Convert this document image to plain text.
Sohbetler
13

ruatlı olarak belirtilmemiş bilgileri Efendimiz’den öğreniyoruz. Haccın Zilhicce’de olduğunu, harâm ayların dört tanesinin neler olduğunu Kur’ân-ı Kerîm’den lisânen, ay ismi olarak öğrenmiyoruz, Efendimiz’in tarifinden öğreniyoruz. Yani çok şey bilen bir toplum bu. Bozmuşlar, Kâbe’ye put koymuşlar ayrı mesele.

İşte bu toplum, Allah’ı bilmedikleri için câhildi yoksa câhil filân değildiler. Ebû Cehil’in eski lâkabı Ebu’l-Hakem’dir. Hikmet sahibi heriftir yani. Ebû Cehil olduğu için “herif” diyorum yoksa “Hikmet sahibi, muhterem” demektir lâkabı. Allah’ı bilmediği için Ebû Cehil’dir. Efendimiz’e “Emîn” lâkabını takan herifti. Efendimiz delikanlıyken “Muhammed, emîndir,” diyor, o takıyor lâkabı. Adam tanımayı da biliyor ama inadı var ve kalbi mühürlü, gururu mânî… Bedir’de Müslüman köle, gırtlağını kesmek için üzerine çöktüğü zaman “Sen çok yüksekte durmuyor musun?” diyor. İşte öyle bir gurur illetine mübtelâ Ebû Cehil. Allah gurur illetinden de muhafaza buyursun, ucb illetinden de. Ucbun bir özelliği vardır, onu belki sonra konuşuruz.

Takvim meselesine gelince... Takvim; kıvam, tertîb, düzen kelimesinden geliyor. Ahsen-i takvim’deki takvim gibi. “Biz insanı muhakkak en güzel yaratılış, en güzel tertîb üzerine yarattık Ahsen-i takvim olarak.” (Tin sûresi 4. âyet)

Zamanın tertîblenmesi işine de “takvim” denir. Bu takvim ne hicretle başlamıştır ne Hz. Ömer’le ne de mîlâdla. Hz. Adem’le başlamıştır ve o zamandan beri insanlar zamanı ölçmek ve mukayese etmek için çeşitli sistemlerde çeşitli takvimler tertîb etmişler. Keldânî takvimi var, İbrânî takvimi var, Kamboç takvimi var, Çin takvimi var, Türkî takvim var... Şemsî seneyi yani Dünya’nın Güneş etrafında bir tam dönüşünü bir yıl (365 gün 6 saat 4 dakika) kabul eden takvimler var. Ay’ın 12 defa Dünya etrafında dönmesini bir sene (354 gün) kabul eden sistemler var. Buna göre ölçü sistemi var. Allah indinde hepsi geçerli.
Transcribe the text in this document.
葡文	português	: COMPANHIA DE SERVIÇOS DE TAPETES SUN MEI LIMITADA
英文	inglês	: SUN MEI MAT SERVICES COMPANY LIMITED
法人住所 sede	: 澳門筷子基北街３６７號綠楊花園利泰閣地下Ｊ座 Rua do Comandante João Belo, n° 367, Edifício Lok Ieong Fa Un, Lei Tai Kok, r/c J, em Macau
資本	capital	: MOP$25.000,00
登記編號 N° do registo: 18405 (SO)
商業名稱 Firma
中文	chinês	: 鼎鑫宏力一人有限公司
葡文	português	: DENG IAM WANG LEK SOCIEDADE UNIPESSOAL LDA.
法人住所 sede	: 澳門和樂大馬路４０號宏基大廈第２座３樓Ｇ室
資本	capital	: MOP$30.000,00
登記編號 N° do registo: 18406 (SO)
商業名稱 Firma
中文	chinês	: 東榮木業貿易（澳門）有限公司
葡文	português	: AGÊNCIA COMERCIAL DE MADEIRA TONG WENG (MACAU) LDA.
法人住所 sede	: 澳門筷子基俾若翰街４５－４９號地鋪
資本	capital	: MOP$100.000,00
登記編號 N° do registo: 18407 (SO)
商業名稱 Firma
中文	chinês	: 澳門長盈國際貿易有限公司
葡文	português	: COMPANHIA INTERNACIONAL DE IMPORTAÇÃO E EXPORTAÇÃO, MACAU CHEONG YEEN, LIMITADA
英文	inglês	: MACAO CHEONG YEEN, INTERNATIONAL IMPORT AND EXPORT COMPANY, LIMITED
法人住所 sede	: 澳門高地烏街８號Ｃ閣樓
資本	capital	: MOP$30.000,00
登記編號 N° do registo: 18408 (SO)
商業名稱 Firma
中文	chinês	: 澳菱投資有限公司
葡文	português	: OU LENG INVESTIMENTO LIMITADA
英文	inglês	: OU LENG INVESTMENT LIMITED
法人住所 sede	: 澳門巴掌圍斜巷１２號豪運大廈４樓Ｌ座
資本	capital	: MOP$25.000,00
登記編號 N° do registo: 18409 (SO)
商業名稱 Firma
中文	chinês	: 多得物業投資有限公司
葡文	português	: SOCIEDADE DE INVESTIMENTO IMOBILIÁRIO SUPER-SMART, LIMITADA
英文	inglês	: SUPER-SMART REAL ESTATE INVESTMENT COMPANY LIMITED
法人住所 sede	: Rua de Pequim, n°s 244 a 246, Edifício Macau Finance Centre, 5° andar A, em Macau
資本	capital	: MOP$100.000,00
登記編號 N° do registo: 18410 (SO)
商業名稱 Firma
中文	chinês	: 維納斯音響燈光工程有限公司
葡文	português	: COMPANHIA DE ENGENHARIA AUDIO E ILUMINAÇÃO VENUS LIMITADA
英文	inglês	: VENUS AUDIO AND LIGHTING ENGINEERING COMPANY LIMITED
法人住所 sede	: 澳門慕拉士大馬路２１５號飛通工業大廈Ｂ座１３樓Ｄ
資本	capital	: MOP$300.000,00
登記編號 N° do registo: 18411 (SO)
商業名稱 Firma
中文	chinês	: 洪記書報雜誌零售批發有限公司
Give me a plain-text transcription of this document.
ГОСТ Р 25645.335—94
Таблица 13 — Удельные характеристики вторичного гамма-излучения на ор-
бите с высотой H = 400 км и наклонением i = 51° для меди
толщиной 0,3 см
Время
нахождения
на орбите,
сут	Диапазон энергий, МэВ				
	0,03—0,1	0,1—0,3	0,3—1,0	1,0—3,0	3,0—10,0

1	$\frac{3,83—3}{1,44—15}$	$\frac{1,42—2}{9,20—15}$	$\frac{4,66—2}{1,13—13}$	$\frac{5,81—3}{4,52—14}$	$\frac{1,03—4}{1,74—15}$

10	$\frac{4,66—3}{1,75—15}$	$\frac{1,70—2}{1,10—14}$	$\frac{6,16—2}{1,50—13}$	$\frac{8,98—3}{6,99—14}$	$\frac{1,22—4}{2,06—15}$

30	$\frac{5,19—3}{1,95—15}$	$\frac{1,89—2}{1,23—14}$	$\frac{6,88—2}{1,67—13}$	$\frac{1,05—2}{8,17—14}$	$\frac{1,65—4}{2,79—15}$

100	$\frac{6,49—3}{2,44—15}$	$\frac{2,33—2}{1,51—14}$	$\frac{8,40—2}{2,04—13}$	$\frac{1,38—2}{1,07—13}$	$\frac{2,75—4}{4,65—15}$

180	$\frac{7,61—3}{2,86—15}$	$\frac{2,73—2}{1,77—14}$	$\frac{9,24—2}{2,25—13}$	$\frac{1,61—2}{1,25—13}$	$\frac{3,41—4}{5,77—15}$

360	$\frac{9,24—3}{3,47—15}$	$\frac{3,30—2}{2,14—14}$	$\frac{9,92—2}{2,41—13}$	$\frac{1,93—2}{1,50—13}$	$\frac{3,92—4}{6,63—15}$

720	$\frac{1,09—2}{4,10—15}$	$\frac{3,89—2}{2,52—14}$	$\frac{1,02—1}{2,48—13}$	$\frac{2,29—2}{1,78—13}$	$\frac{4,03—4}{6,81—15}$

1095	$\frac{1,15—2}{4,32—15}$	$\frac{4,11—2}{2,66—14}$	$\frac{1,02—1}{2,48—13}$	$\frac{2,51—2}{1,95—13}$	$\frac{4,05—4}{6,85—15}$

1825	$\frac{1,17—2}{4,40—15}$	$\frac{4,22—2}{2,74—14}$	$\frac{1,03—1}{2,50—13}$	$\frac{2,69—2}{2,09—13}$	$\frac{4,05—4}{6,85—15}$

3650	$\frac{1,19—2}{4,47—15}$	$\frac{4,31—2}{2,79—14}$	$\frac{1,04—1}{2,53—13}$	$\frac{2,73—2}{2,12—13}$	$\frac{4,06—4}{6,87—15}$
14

_ _ _ _

PROBLEM> Where a line contains "COMPANY", copy that line.

THE COMPLETED TASK>
英文	inglês	: SUN MEI MAT SERVICES COMPANY LIMITED
英文	inglês	: MACAO CHEONG YEEN, INTERNATIONAL IMPORT AND EXPORT COMPANY, LIMITED
英文	inglês	: SUPER-SMART REAL ESTATE INVESTMENT COMPANY LIMITED
英文	inglês	: VENUS AUDIO AND LIGHTING ENGINEERING COMPANY LIMITED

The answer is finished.